Exclude any images and output the remaining records exactly.

:::

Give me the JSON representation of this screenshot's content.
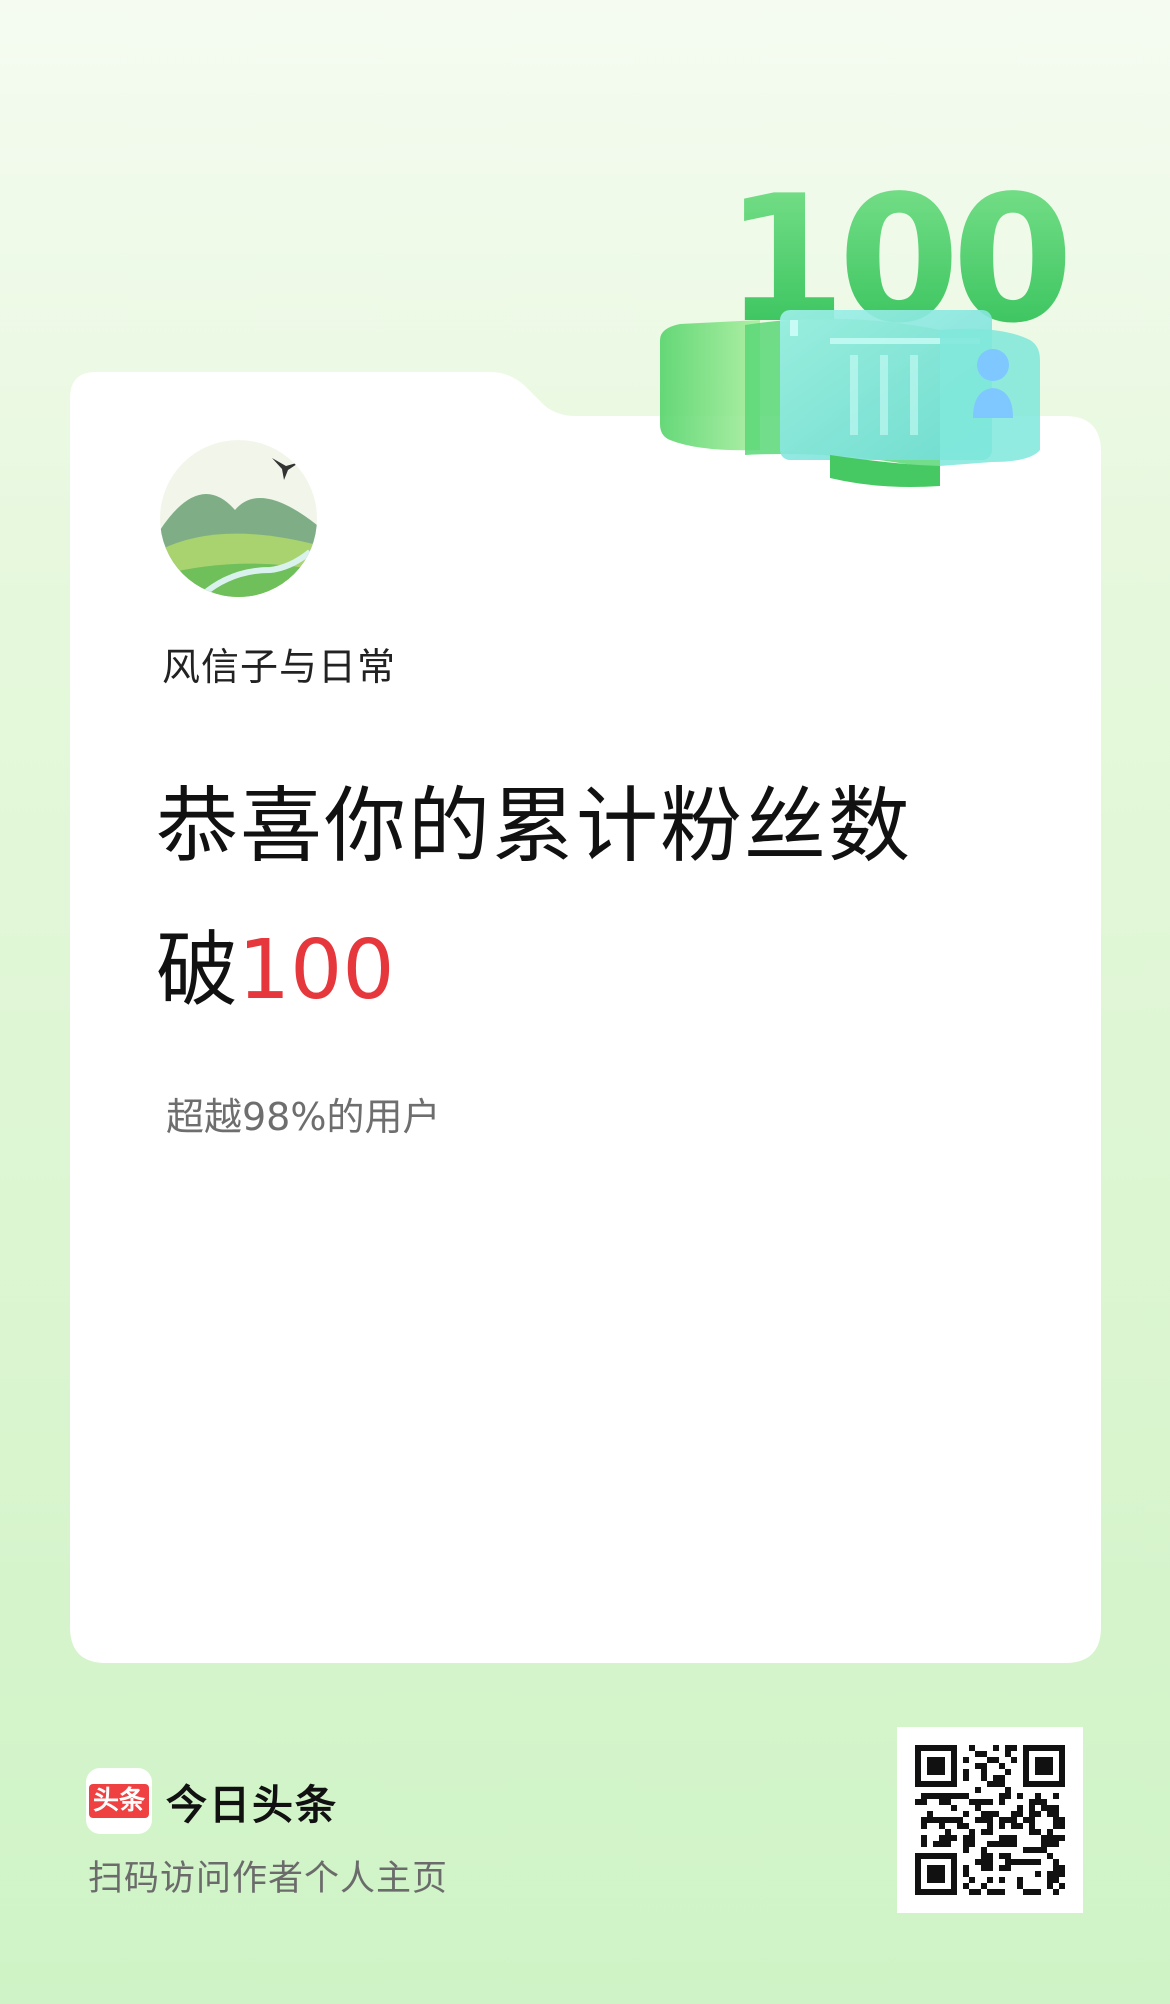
{
  "milestone": {
    "badge_number": "100"
  },
  "profile": {
    "username": "风信子与日常",
    "avatar": "landscape-avatar"
  },
  "headline": {
    "line1": "恭喜你的累计粉丝数",
    "line2_prefix": "破",
    "line2_value": "100"
  },
  "subtext": "超越98%的用户",
  "footer": {
    "brand_logo_text": "头条",
    "brand_name": "今日头条",
    "hint": "扫码访问作者个人主页"
  },
  "colors": {
    "highlight": "#e5373c",
    "badge_green": "#3fcf6a",
    "logo_red": "#f04142"
  }
}
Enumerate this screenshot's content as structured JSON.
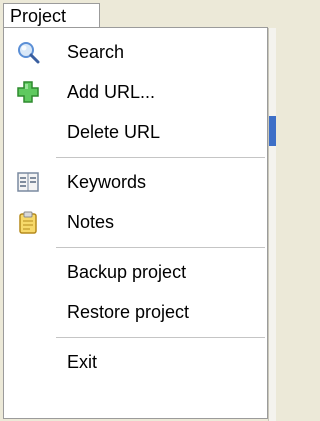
{
  "menubar": {
    "title": "Project"
  },
  "menu": {
    "items": [
      {
        "label": "Search",
        "icon": "search-icon"
      },
      {
        "label": "Add URL...",
        "icon": "add-plus-icon"
      },
      {
        "label": "Delete URL",
        "icon": ""
      },
      {
        "label": "Keywords",
        "icon": "keywords-list-icon"
      },
      {
        "label": "Notes",
        "icon": "notes-clipboard-icon"
      },
      {
        "label": "Backup project",
        "icon": ""
      },
      {
        "label": "Restore project",
        "icon": ""
      },
      {
        "label": "Exit",
        "icon": ""
      }
    ]
  },
  "colors": {
    "menu_bg": "#ffffff",
    "border": "#9b9b9b",
    "separator": "#c5c5c5",
    "window_bg": "#ece9d8",
    "plus_green": "#3aa83a",
    "search_blue": "#5b8fd6",
    "notes_yellow": "#f2c94c"
  }
}
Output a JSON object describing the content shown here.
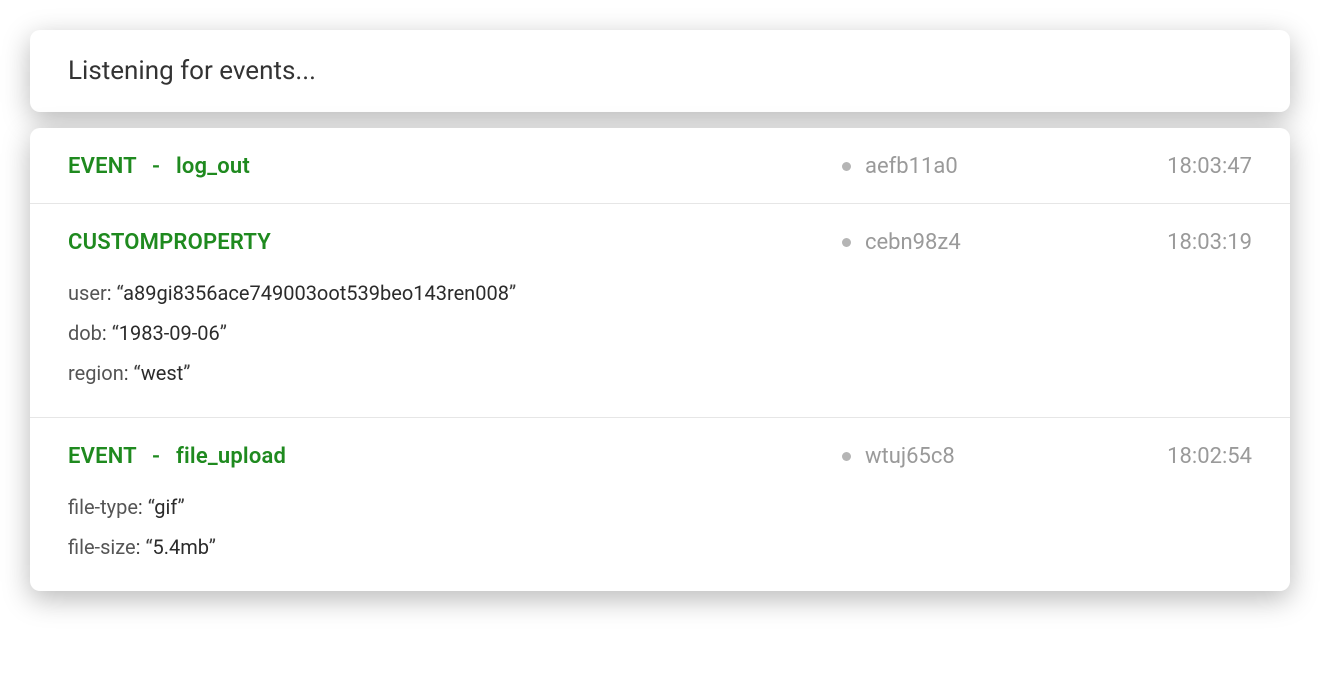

:::

◆ **Right answer**
Give me the JSON representation of this screenshot's content.
{
  "milestone": {
    "badge_number": "100"
  },
  "profile": {
    "username": "风信子与日常",
    "avatar": "landscape-avatar"
  },
  "headline": {
    "line1": "恭喜你的累计粉丝数",
    "line2_prefix": "破",
    "line2_value": "100"
  },
  "subtext": "超越98%的用户",
  "footer": {
    "brand_logo_text": "头条",
    "brand_name": "今日头条",
    "hint": "扫码访问作者个人主页"
  },
  "colors": {
    "highlight": "#e5373c",
    "badge_green": "#3fcf6a",
    "logo_red": "#f04142"
  }
}
Enumerate this screenshot's content as structured JSON.
{
  "menubar": {
    "title": "Project"
  },
  "menu": {
    "items": [
      {
        "label": "Search",
        "icon": "search-icon"
      },
      {
        "label": "Add URL...",
        "icon": "add-plus-icon"
      },
      {
        "label": "Delete URL",
        "icon": ""
      },
      {
        "label": "Keywords",
        "icon": "keywords-list-icon"
      },
      {
        "label": "Notes",
        "icon": "notes-clipboard-icon"
      },
      {
        "label": "Backup project",
        "icon": ""
      },
      {
        "label": "Restore project",
        "icon": ""
      },
      {
        "label": "Exit",
        "icon": ""
      }
    ]
  },
  "colors": {
    "menu_bg": "#ffffff",
    "border": "#9b9b9b",
    "separator": "#c5c5c5",
    "window_bg": "#ece9d8",
    "plus_green": "#3aa83a",
    "search_blue": "#5b8fd6",
    "notes_yellow": "#f2c94c"
  }
}
Output a JSON object describing the content shown here.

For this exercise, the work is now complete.